**The task**
Of all the lines in the records below, how many hold the word "this"? Give the number alone.
>> start
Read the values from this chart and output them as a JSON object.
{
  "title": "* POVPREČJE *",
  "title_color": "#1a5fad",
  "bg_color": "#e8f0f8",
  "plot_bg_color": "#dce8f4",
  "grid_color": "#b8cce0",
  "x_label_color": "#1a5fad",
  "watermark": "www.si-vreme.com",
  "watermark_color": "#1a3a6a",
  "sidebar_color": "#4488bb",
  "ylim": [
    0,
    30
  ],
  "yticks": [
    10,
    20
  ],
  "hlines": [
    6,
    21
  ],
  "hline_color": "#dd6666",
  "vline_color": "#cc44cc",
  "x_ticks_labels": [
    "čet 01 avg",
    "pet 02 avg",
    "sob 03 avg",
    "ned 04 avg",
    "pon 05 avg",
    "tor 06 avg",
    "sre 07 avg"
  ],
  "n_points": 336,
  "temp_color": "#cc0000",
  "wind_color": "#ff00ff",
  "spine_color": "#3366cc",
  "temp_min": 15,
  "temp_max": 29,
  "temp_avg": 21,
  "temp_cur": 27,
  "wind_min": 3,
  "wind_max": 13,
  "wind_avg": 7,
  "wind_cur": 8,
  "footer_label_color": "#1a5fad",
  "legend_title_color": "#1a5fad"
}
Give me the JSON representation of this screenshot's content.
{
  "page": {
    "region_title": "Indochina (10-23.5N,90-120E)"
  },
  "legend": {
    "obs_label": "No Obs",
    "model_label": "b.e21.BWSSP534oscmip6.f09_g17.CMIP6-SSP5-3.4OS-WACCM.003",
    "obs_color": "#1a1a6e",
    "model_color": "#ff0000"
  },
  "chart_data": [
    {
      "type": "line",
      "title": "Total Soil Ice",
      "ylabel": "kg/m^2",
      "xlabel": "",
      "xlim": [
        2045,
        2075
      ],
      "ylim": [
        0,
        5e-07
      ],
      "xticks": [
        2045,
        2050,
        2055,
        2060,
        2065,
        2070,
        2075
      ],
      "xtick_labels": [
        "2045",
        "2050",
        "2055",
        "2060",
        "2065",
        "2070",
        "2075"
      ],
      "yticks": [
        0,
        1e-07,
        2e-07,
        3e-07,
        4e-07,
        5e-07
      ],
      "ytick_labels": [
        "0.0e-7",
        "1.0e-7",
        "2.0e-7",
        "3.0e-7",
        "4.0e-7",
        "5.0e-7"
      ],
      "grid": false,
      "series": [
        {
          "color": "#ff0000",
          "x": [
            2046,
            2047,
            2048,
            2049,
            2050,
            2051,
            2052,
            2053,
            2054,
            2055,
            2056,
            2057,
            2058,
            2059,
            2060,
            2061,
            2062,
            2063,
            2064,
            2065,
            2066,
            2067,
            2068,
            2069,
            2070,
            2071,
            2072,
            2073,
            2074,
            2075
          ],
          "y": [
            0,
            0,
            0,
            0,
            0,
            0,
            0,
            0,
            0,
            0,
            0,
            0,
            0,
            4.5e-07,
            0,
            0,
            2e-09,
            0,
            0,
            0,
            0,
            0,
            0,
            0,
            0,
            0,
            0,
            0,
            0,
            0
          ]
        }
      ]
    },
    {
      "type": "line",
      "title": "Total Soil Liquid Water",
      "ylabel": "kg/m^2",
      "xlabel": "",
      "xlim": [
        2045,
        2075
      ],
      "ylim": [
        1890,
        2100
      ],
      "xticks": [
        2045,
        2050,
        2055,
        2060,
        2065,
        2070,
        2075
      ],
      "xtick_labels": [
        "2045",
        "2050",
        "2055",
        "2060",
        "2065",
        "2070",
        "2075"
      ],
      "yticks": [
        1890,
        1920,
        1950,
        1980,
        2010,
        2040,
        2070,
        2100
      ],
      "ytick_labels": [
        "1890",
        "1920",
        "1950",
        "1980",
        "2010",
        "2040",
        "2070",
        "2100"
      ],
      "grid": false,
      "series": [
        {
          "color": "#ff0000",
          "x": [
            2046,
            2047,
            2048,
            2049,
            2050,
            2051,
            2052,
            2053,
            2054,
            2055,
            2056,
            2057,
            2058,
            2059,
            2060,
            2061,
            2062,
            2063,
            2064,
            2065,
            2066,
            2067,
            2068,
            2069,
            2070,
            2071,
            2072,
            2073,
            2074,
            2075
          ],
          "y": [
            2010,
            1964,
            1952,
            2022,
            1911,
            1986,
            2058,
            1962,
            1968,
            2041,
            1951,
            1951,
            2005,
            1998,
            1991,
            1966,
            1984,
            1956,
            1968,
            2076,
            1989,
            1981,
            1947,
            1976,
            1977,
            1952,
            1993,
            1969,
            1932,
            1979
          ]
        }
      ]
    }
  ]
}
>> end
**Task solution**
2